> STORED ROWS
====================

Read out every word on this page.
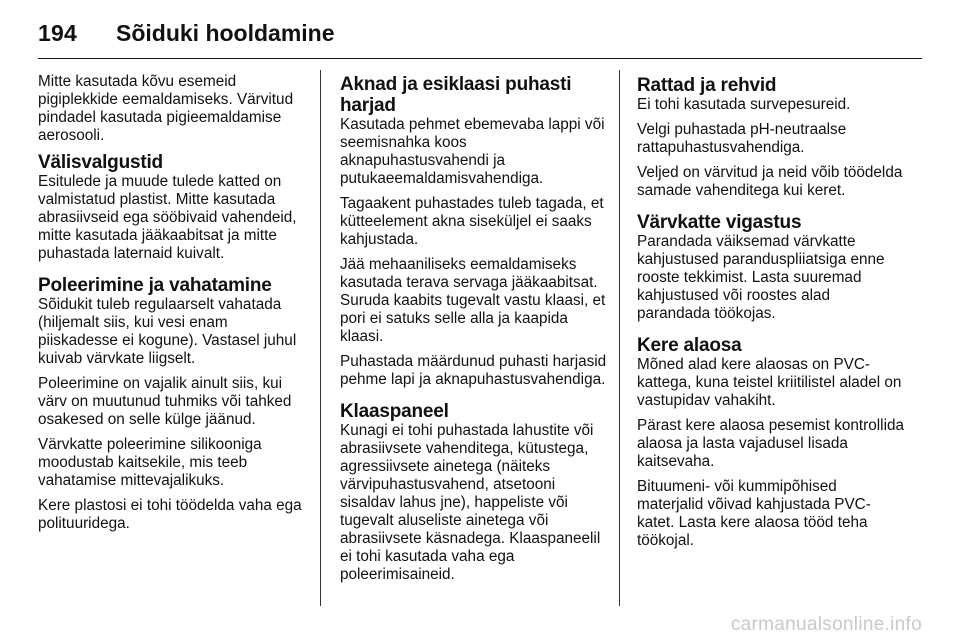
194 Sõiduki hooldamine

Mitte kasutada kõvu esemeid pigiplekkide eemaldamiseks. Värvitud pindadel kasutada pigieemaldamise aerosooli.

Välisvalgustid

Esitulede ja muude tulede katted on valmistatud plastist. Mitte kasutada abrasiivseid ega sööbivaid vahendeid, mitte kasutada jääkaabitsat ja mitte puhastada laternaid kuivalt.

Poleerimine ja vahatamine

Sõidukit tuleb regulaarselt vahatada (hiljemalt siis, kui vesi enam piiskadesse ei kogune). Vastasel juhul kuivab värvkate liigselt.

Poleerimine on vajalik ainult siis, kui värv on muutunud tuhmiks või tahked osakesed on selle külge jäänud.

Värvkatte poleerimine silikooniga moodustab kaitsekile, mis teeb vahatamise mittevajalikuks.

Kere plastosi ei tohi töödelda vaha ega polituuridega.

Aknad ja esiklaasi puhasti harjad

Kasutada pehmet ebemevaba lappi või seemisnahka koos aknapuhastusvahendi ja putukaeemaldamisvahendiga.

Tagaakent puhastades tuleb tagada, et kütteelement akna siseküljel ei saaks kahjustada.

Jää mehaaniliseks eemaldamiseks kasutada terava servaga jääkaabitsat. Suruda kaabits tugevalt vastu klaasi, et pori ei satuks selle alla ja kaapida klaasi.

Puhastada määrdunud puhasti harjasid pehme lapi ja aknapuhastusvahendiga.

Klaaspaneel

Kunagi ei tohi puhastada lahustite või abrasiivsete vahenditega, kütustega, agressiivsete ainetega (näiteks värvipuhastusvahend, atsetooni sisaldav lahus jne), happeliste või tugevalt aluseliste ainetega või abrasiivsete käsnadega. Klaaspaneelil ei tohi kasutada vaha ega poleerimisaineid.

Rattad ja rehvid

Ei tohi kasutada survepesureid.

Velgi puhastada pH-neutraalse rattapuhastusvahendiga.

Veljed on värvitud ja neid võib töödelda samade vahenditega kui keret.

Värvkatte vigastus

Parandada väiksemad värvkatte kahjustused paranduspliiatsiga enne rooste tekkimist. Lasta suuremad kahjustused või roostes alad parandada töökojas.

Kere alaosa

Mõned alad kere alaosas on PVC-kattega, kuna teistel kriitilistel aladel on vastupidav vahakiht.

Pärast kere alaosa pesemist kontrollida alaosa ja lasta vajadusel lisada kaitsevaha.

Bituumeni- või kummipõhised materjalid võivad kahjustada PVC-katet. Lasta kere alaosa tööd teha töökojal.

carmanualsonline.info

====================

> TASK BRIEF
Omit the pictures and restate the rest of the records verbatim.

> RESULT BELOW
Read out every word on this page.
194 Sõiduki hooldamine

Mitte kasutada kõvu esemeid pigiplekkide eemaldamiseks. Värvitud pindadel kasutada pigieemaldamise aerosooli.

Välisvalgustid

Esitulede ja muude tulede katted on valmistatud plastist. Mitte kasutada abrasiivseid ega sööbivaid vahendeid, mitte kasutada jääkaabitsat ja mitte puhastada laternaid kuivalt.

Poleerimine ja vahatamine

Sõidukit tuleb regulaarselt vahatada (hiljemalt siis, kui vesi enam piiskadesse ei kogune). Vastasel juhul kuivab värvkate liigselt.

Poleerimine on vajalik ainult siis, kui värv on muutunud tuhmiks või tahked osakesed on selle külge jäänud.

Värvkatte poleerimine silikooniga moodustab kaitsekile, mis teeb vahatamise mittevajalikuks.

Kere plastosi ei tohi töödelda vaha ega polituuridega.

Aknad ja esiklaasi puhasti harjad

Kasutada pehmet ebemevaba lappi või seemisnahka koos aknapuhastusvahendi ja putukaeemaldamisvahendiga.

Tagaakent puhastades tuleb tagada, et kütteelement akna siseküljel ei saaks kahjustada.

Jää mehaaniliseks eemaldamiseks kasutada terava servaga jääkaabitsat. Suruda kaabits tugevalt vastu klaasi, et pori ei satuks selle alla ja kaapida klaasi.

Puhastada määrdunud puhasti harjasid pehme lapi ja aknapuhastusvahendiga.

Klaaspaneel

Kunagi ei tohi puhastada lahustite või abrasiivsete vahenditega, kütustega, agressiivsete ainetega (näiteks värvipuhastusvahend, atsetooni sisaldav lahus jne), happeliste või tugevalt aluseliste ainetega või abrasiivsete käsnadega. Klaaspaneelil ei tohi kasutada vaha ega poleerimisaineid.

Rattad ja rehvid

Ei tohi kasutada survepesureid.

Velgi puhastada pH-neutraalse rattapuhastusvahendiga.

Veljed on värvitud ja neid võib töödelda samade vahenditega kui keret.

Värvkatte vigastus

Parandada väiksemad värvkatte kahjustused paranduspliiatsiga enne rooste tekkimist. Lasta suuremad kahjustused või roostes alad parandada töökojas.

Kere alaosa

Mõned alad kere alaosas on PVC-kattega, kuna teistel kriitilistel aladel on vastupidav vahakiht.

Pärast kere alaosa pesemist kontrollida alaosa ja lasta vajadusel lisada kaitsevaha.

Bituumeni- või kummipõhised materjalid võivad kahjustada PVC-katet. Lasta kere alaosa tööd teha töökojal.

carmanualsonline.info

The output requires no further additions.